> _WRITTEN PROBLEM_:
Print the complete set of entries exactly.

[Data entries for graphics]
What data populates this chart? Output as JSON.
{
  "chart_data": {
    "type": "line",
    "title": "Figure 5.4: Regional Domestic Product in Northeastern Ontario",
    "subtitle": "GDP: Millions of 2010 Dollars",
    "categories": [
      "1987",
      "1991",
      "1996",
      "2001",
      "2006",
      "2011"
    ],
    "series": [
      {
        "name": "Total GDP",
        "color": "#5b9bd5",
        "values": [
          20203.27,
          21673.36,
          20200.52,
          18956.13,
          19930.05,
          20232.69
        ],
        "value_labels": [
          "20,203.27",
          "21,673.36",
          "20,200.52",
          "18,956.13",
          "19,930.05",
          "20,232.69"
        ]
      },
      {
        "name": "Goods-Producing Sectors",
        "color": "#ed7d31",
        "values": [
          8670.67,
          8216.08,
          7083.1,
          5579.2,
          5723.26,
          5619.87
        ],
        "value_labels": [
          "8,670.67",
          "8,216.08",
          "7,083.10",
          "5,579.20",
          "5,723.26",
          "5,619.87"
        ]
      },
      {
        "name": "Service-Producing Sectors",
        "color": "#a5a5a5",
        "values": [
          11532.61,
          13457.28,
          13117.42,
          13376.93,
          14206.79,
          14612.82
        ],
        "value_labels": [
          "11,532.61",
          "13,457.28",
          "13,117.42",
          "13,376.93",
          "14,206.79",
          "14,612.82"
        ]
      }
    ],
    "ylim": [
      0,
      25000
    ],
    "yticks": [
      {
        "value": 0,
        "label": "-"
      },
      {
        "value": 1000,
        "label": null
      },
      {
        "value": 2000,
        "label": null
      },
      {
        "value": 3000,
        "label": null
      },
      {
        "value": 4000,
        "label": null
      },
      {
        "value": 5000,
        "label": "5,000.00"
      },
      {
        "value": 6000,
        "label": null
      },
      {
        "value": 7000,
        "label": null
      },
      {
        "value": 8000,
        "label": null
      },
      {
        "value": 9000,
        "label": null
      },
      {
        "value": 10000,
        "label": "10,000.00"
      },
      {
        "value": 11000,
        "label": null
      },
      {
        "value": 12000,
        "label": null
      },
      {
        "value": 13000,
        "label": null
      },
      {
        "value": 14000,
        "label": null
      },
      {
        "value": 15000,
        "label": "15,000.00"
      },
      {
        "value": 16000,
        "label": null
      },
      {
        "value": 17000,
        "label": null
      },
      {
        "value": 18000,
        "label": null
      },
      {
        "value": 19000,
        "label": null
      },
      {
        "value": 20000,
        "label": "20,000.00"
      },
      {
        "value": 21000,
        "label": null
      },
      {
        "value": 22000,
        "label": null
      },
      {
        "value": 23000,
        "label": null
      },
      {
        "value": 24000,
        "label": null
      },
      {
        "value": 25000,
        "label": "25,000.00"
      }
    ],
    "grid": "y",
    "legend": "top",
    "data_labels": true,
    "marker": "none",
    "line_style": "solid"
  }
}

> _EXERCISE RESPONSE_:
What data populates this chart? Output as JSON.
{
  "chart_data": {
    "type": "line",
    "title": "Figure 5.4: Regional Domestic Product in Northeastern Ontario",
    "subtitle": "GDP: Millions of 2010 Dollars",
    "categories": [
      "1987",
      "1991",
      "1996",
      "2001",
      "2006",
      "2011"
    ],
    "series": [
      {
        "name": "Total GDP",
        "color": "#5b9bd5",
        "values": [
          20203.27,
          21673.36,
          20200.52,
          18956.13,
          19930.05,
          20232.69
        ],
        "value_labels": [
          "20,203.27",
          "21,673.36",
          "20,200.52",
          "18,956.13",
          "19,930.05",
          "20,232.69"
        ]
      },
      {
        "name": "Goods-Producing Sectors",
        "color": "#ed7d31",
        "values": [
          8670.67,
          8216.08,
          7083.1,
          5579.2,
          5723.26,
          5619.87
        ],
        "value_labels": [
          "8,670.67",
          "8,216.08",
          "7,083.10",
          "5,579.20",
          "5,723.26",
          "5,619.87"
        ]
      },
      {
        "name": "Service-Producing Sectors",
        "color": "#a5a5a5",
        "values": [
          11532.61,
          13457.28,
          13117.42,
          13376.93,
          14206.79,
          14612.82
        ],
        "value_labels": [
          "11,532.61",
          "13,457.28",
          "13,117.42",
          "13,376.93",
          "14,206.79",
          "14,612.82"
        ]
      }
    ],
    "ylim": [
      0,
      25000
    ],
    "yticks": [
      {
        "value": 0,
        "label": "-"
      },
      {
        "value": 1000,
        "label": null
      },
      {
        "value": 2000,
        "label": null
      },
      {
        "value": 3000,
        "label": null
      },
      {
        "value": 4000,
        "label": null
      },
      {
        "value": 5000,
        "label": "5,000.00"
      },
      {
        "value": 6000,
        "label": null
      },
      {
        "value": 7000,
        "label": null
      },
      {
        "value": 8000,
        "label": null
      },
      {
        "value": 9000,
        "label": null
      },
      {
        "value": 10000,
        "label": "10,000.00"
      },
      {
        "value": 11000,
        "label": null
      },
      {
        "value": 12000,
        "label": null
      },
      {
        "value": 13000,
        "label": null
      },
      {
        "value": 14000,
        "label": null
      },
      {
        "value": 15000,
        "label": "15,000.00"
      },
      {
        "value": 16000,
        "label": null
      },
      {
        "value": 17000,
        "label": null
      },
      {
        "value": 18000,
        "label": null
      },
      {
        "value": 19000,
        "label": null
      },
      {
        "value": 20000,
        "label": "20,000.00"
      },
      {
        "value": 21000,
        "label": null
      },
      {
        "value": 22000,
        "label": null
      },
      {
        "value": 23000,
        "label": null
      },
      {
        "value": 24000,
        "label": null
      },
      {
        "value": 25000,
        "label": "25,000.00"
      }
    ],
    "grid": "y",
    "legend": "top",
    "data_labels": true,
    "marker": "none",
    "line_style": "solid"
  }
}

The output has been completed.